##### Data supplied #####
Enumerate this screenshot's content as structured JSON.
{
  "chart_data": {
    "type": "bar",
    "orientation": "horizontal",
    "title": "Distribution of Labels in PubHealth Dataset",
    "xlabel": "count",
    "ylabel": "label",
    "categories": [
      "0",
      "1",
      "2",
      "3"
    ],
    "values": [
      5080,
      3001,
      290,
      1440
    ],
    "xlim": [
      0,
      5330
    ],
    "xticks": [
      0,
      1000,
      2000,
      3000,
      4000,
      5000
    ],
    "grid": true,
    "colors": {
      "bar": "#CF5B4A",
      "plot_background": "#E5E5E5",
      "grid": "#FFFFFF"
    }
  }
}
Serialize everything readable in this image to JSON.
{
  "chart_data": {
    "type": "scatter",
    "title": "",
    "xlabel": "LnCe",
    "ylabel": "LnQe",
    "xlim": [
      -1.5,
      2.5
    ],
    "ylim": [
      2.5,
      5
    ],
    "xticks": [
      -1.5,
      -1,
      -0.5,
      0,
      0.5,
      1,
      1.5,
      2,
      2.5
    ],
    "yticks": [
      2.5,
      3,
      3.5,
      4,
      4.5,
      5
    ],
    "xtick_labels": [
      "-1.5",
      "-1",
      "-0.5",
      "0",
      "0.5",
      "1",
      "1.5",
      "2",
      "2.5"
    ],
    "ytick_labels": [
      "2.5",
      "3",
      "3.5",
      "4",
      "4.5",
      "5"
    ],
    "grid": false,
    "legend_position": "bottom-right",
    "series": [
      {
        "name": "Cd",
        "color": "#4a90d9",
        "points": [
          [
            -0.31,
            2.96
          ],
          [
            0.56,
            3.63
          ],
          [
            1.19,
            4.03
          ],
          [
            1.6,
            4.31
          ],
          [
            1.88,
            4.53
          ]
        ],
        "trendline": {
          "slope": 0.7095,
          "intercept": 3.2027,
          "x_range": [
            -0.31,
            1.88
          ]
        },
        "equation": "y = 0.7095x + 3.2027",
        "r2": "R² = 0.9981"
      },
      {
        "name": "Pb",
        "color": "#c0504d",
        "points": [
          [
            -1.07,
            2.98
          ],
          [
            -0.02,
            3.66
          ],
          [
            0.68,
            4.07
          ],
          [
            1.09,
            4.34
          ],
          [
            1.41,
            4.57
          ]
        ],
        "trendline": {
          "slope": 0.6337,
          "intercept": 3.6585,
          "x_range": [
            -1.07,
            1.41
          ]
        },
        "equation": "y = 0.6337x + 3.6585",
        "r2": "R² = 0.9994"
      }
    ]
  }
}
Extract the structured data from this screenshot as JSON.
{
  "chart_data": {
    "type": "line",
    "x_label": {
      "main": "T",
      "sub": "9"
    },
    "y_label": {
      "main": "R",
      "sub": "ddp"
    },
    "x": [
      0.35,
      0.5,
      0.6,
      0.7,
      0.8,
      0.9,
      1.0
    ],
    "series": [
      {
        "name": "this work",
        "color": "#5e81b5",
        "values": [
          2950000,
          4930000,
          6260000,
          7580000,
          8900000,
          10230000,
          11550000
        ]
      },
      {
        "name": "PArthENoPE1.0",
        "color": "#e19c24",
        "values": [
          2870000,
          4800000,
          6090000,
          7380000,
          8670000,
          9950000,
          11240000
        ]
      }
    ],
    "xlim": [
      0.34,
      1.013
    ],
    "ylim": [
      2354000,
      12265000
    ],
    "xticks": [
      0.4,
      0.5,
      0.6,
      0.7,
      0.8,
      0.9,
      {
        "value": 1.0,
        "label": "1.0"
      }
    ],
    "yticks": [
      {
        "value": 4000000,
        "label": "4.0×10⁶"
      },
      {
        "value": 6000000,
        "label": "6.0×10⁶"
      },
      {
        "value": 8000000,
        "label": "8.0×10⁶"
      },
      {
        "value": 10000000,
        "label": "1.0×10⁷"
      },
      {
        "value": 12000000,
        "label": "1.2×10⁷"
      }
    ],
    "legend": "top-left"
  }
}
#####
Type out the full listing again, exactly as given.

Exercise answer:
Enumerate this screenshot's content as structured JSON.
{
  "chart_data": {
    "type": "bar",
    "orientation": "horizontal",
    "title": "Distribution of Labels in PubHealth Dataset",
    "xlabel": "count",
    "ylabel": "label",
    "categories": [
      "0",
      "1",
      "2",
      "3"
    ],
    "values": [
      5080,
      3001,
      290,
      1440
    ],
    "xlim": [
      0,
      5330
    ],
    "xticks": [
      0,
      1000,
      2000,
      3000,
      4000,
      5000
    ],
    "grid": true,
    "colors": {
      "bar": "#CF5B4A",
      "plot_background": "#E5E5E5",
      "grid": "#FFFFFF"
    }
  }
}
Serialize everything readable in this image to JSON.
{
  "chart_data": {
    "type": "scatter",
    "title": "",
    "xlabel": "LnCe",
    "ylabel": "LnQe",
    "xlim": [
      -1.5,
      2.5
    ],
    "ylim": [
      2.5,
      5
    ],
    "xticks": [
      -1.5,
      -1,
      -0.5,
      0,
      0.5,
      1,
      1.5,
      2,
      2.5
    ],
    "yticks": [
      2.5,
      3,
      3.5,
      4,
      4.5,
      5
    ],
    "xtick_labels": [
      "-1.5",
      "-1",
      "-0.5",
      "0",
      "0.5",
      "1",
      "1.5",
      "2",
      "2.5"
    ],
    "ytick_labels": [
      "2.5",
      "3",
      "3.5",
      "4",
      "4.5",
      "5"
    ],
    "grid": false,
    "legend_position": "bottom-right",
    "series": [
      {
        "name": "Cd",
        "color": "#4a90d9",
        "points": [
          [
            -0.31,
            2.96
          ],
          [
            0.56,
            3.63
          ],
          [
            1.19,
            4.03
          ],
          [
            1.6,
            4.31
          ],
          [
            1.88,
            4.53
          ]
        ],
        "trendline": {
          "slope": 0.7095,
          "intercept": 3.2027,
          "x_range": [
            -0.31,
            1.88
          ]
        },
        "equation": "y = 0.7095x + 3.2027",
        "r2": "R² = 0.9981"
      },
      {
        "name": "Pb",
        "color": "#c0504d",
        "points": [
          [
            -1.07,
            2.98
          ],
          [
            -0.02,
            3.66
          ],
          [
            0.68,
            4.07
          ],
          [
            1.09,
            4.34
          ],
          [
            1.41,
            4.57
          ]
        ],
        "trendline": {
          "slope": 0.6337,
          "intercept": 3.6585,
          "x_range": [
            -1.07,
            1.41
          ]
        },
        "equation": "y = 0.6337x + 3.6585",
        "r2": "R² = 0.9994"
      }
    ]
  }
}
Extract the structured data from this screenshot as JSON.
{
  "chart_data": {
    "type": "line",
    "x_label": {
      "main": "T",
      "sub": "9"
    },
    "y_label": {
      "main": "R",
      "sub": "ddp"
    },
    "x": [
      0.35,
      0.5,
      0.6,
      0.7,
      0.8,
      0.9,
      1.0
    ],
    "series": [
      {
        "name": "this work",
        "color": "#5e81b5",
        "values": [
          2950000,
          4930000,
          6260000,
          7580000,
          8900000,
          10230000,
          11550000
        ]
      },
      {
        "name": "PArthENoPE1.0",
        "color": "#e19c24",
        "values": [
          2870000,
          4800000,
          6090000,
          7380000,
          8670000,
          9950000,
          11240000
        ]
      }
    ],
    "xlim": [
      0.34,
      1.013
    ],
    "ylim": [
      2354000,
      12265000
    ],
    "xticks": [
      0.4,
      0.5,
      0.6,
      0.7,
      0.8,
      0.9,
      {
        "value": 1.0,
        "label": "1.0"
      }
    ],
    "yticks": [
      {
        "value": 4000000,
        "label": "4.0×10⁶"
      },
      {
        "value": 6000000,
        "label": "6.0×10⁶"
      },
      {
        "value": 8000000,
        "label": "8.0×10⁶"
      },
      {
        "value": 10000000,
        "label": "1.0×10⁷"
      },
      {
        "value": 12000000,
        "label": "1.2×10⁷"
      }
    ],
    "legend": "top-left"
  }
}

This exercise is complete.